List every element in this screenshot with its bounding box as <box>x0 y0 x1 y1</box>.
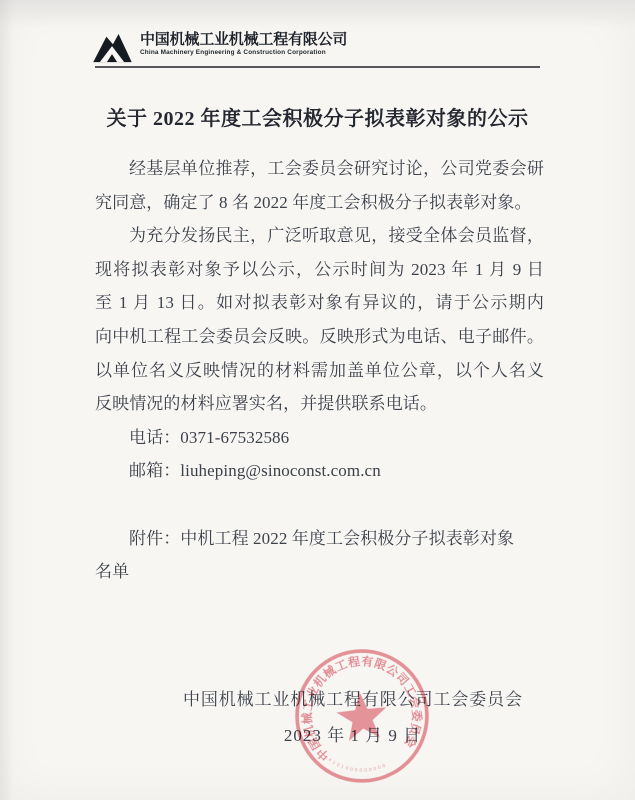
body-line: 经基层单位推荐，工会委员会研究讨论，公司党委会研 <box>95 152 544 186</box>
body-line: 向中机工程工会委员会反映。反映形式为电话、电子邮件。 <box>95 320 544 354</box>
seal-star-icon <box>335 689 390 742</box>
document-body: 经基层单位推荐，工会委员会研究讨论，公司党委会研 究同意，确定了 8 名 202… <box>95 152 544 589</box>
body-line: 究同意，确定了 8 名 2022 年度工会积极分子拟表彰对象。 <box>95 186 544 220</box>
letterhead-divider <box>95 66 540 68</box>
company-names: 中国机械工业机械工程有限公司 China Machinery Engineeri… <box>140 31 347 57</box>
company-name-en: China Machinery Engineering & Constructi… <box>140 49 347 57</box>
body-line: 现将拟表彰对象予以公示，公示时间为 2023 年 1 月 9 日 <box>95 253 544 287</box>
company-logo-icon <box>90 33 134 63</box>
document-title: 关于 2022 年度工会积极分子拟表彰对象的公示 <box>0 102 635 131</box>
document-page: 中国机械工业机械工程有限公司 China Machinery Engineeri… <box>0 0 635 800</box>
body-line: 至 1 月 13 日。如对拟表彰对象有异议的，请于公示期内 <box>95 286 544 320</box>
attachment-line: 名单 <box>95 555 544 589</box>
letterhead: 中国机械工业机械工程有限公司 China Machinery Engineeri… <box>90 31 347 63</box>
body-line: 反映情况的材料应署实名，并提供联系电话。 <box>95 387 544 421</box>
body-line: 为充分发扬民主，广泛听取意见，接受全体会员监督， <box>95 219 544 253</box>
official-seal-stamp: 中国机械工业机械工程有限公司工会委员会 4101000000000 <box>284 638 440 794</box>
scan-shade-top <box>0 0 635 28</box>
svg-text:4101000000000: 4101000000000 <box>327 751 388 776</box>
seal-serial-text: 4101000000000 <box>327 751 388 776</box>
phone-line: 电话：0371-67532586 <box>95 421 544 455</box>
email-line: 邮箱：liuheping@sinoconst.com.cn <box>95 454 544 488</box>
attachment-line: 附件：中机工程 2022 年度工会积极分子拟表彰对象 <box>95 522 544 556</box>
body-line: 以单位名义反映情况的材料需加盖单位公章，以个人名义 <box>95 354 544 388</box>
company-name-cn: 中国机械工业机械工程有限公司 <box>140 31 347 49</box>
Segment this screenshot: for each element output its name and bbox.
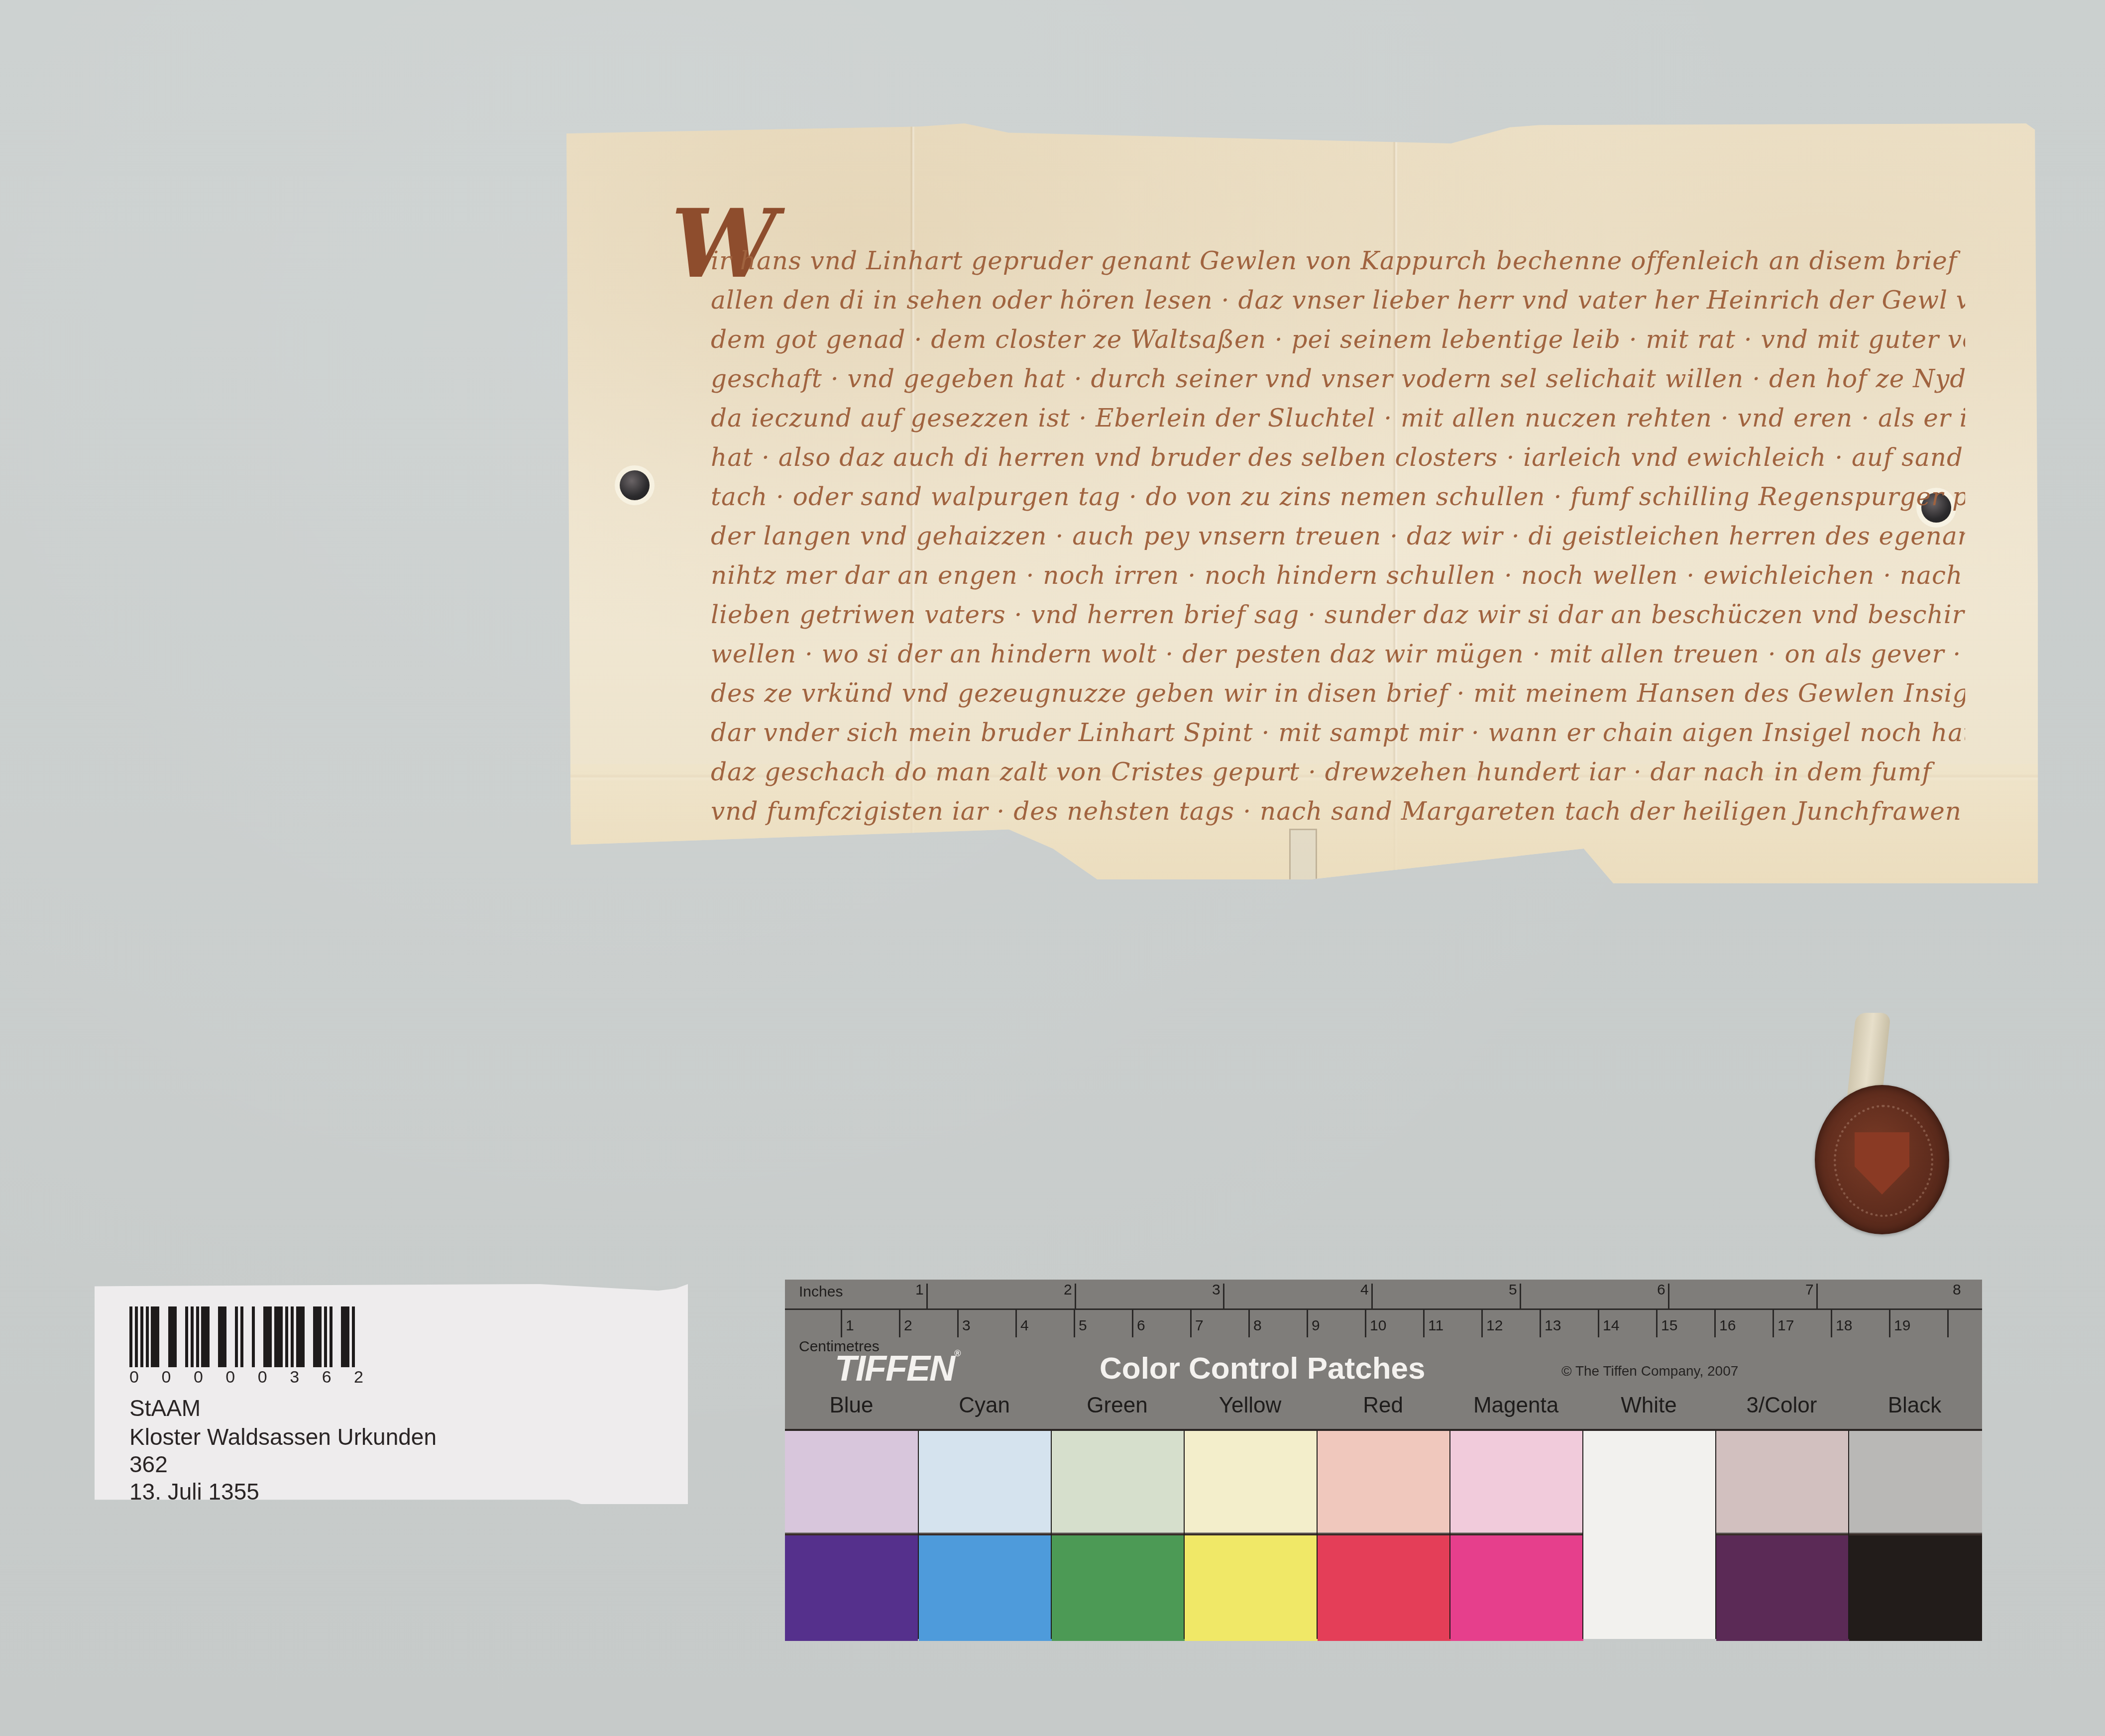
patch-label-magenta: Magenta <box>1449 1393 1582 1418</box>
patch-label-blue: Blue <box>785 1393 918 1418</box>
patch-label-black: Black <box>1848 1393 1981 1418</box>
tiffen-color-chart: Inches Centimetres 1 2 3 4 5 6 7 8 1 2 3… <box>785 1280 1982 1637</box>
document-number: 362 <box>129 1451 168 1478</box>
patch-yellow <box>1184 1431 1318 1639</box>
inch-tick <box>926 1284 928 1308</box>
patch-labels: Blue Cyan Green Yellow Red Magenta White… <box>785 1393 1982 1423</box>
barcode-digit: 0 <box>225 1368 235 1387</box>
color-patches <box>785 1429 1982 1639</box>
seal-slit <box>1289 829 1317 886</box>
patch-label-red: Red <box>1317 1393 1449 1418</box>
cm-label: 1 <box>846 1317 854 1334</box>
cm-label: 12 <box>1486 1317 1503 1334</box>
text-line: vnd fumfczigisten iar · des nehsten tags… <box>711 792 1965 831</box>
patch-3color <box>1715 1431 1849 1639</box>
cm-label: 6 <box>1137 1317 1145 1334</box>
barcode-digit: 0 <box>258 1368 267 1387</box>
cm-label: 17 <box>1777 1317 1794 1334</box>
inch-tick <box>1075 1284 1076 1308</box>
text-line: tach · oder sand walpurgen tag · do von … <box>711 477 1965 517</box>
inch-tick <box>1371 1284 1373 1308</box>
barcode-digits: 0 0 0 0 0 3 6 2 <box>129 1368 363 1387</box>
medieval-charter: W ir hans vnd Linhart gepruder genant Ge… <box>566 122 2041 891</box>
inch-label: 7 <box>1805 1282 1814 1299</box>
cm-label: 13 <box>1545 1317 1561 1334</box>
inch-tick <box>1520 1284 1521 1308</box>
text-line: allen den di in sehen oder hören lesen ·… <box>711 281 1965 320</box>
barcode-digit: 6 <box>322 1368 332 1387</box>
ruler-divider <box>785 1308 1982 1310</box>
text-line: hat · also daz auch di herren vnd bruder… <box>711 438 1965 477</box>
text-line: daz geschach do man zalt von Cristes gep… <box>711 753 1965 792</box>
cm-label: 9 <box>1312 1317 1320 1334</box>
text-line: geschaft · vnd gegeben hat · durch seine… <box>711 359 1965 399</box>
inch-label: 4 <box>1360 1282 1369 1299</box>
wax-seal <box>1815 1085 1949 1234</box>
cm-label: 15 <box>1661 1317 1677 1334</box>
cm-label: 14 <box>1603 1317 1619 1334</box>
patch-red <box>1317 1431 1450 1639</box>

SET PROBLEM – Write out all of the lines above again, putting "text-row" in place of every "body-line" and keeping everything else unchanged. Leave the pictures out.

ANSWER BELOW –
List every element in this screenshot with its bounding box as <box>x0 y0 x1 y1</box>.
text-row: 经基层单位推荐，工会委员会研究讨论，公司党委会研 <box>95 152 544 186</box>
text-row: 向中机工程工会委员会反映。反映形式为电话、电子邮件。 <box>95 320 544 354</box>
seal-star-icon <box>335 689 390 742</box>
document-body: 经基层单位推荐，工会委员会研究讨论，公司党委会研 究同意，确定了 8 名 202… <box>95 152 544 589</box>
text-row: 究同意，确定了 8 名 2022 年度工会积极分子拟表彰对象。 <box>95 186 544 220</box>
letterhead-divider <box>95 66 540 68</box>
company-names: 中国机械工业机械工程有限公司 China Machinery Engineeri… <box>140 31 347 57</box>
company-name-en: China Machinery Engineering & Constructi… <box>140 49 347 57</box>
text-row: 现将拟表彰对象予以公示，公示时间为 2023 年 1 月 9 日 <box>95 253 544 287</box>
company-logo-icon <box>90 33 134 63</box>
document-title: 关于 2022 年度工会积极分子拟表彰对象的公示 <box>0 102 635 131</box>
document-page: 中国机械工业机械工程有限公司 China Machinery Engineeri… <box>0 0 635 800</box>
text-row: 至 1 月 13 日。如对拟表彰对象有异议的，请于公示期内 <box>95 286 544 320</box>
attachment-line: 名单 <box>95 555 544 589</box>
letterhead: 中国机械工业机械工程有限公司 China Machinery Engineeri… <box>90 31 347 63</box>
text-row: 反映情况的材料应署实名，并提供联系电话。 <box>95 387 544 421</box>
text-row: 为充分发扬民主，广泛听取意见，接受全体会员监督， <box>95 219 544 253</box>
official-seal-stamp: 中国机械工业机械工程有限公司工会委员会 4101000000000 <box>284 638 440 794</box>
scan-shade-top <box>0 0 635 28</box>
svg-text:4101000000000: 4101000000000 <box>327 751 388 776</box>
seal-serial-text: 4101000000000 <box>327 751 388 776</box>
phone-line: 电话：0371-67532586 <box>95 421 544 455</box>
email-line: 邮箱：liuheping@sinoconst.com.cn <box>95 454 544 488</box>
attachment-line: 附件：中机工程 2022 年度工会积极分子拟表彰对象 <box>95 522 544 556</box>
text-row: 以单位名义反映情况的材料需加盖单位公章，以个人名义 <box>95 354 544 388</box>
company-name-cn: 中国机械工业机械工程有限公司 <box>140 31 347 49</box>
Segment this screenshot: for each element output its name and bbox.
patch-label-magenta: Magenta <box>1449 1393 1582 1418</box>
patch-label-blue: Blue <box>785 1393 918 1418</box>
patch-label-black: Black <box>1848 1393 1981 1418</box>
tiffen-color-chart: Inches Centimetres 1 2 3 4 5 6 7 8 1 2 3… <box>785 1280 1982 1637</box>
document-number: 362 <box>129 1451 168 1478</box>
patch-yellow <box>1184 1431 1318 1639</box>
inch-tick <box>926 1284 928 1308</box>
patch-labels: Blue Cyan Green Yellow Red Magenta White… <box>785 1393 1982 1423</box>
barcode-digit: 0 <box>225 1368 235 1387</box>
color-patches <box>785 1429 1982 1639</box>
seal-slit <box>1289 829 1317 886</box>
patch-label-red: Red <box>1317 1393 1449 1418</box>
cm-label: 1 <box>846 1317 854 1334</box>
cm-label: 12 <box>1486 1317 1503 1334</box>
text-line: vnd fumfczigisten iar · des nehsten tags… <box>711 792 1965 831</box>
patch-3color <box>1715 1431 1849 1639</box>
cm-label: 6 <box>1137 1317 1145 1334</box>
barcode-digit: 0 <box>258 1368 267 1387</box>
cm-label: 17 <box>1777 1317 1794 1334</box>
inch-tick <box>1075 1284 1076 1308</box>
text-line: tach · oder sand walpurgen tag · do von … <box>711 477 1965 517</box>
inch-tick <box>1371 1284 1373 1308</box>
barcode-digits: 0 0 0 0 0 3 6 2 <box>129 1368 363 1387</box>
medieval-charter: W ir hans vnd Linhart gepruder genant Ge… <box>566 122 2041 891</box>
inch-label: 7 <box>1805 1282 1814 1299</box>
cm-label: 13 <box>1545 1317 1561 1334</box>
inch-tick <box>1520 1284 1521 1308</box>
text-line: allen den di in sehen oder hören lesen ·… <box>711 281 1965 320</box>
barcode-digit: 6 <box>322 1368 332 1387</box>
ruler-divider <box>785 1308 1982 1310</box>
text-line: hat · also daz auch di herren vnd bruder… <box>711 438 1965 477</box>
text-line: daz geschach do man zalt von Cristes gep… <box>711 753 1965 792</box>
cm-label: 9 <box>1312 1317 1320 1334</box>
text-line: geschaft · vnd gegeben hat · durch seine… <box>711 359 1965 399</box>
inch-label: 4 <box>1360 1282 1369 1299</box>
wax-seal <box>1815 1085 1949 1234</box>
cm-label: 15 <box>1661 1317 1677 1334</box>
cm-label: 14 <box>1603 1317 1619 1334</box>
patch-red <box>1317 1431 1450 1639</box>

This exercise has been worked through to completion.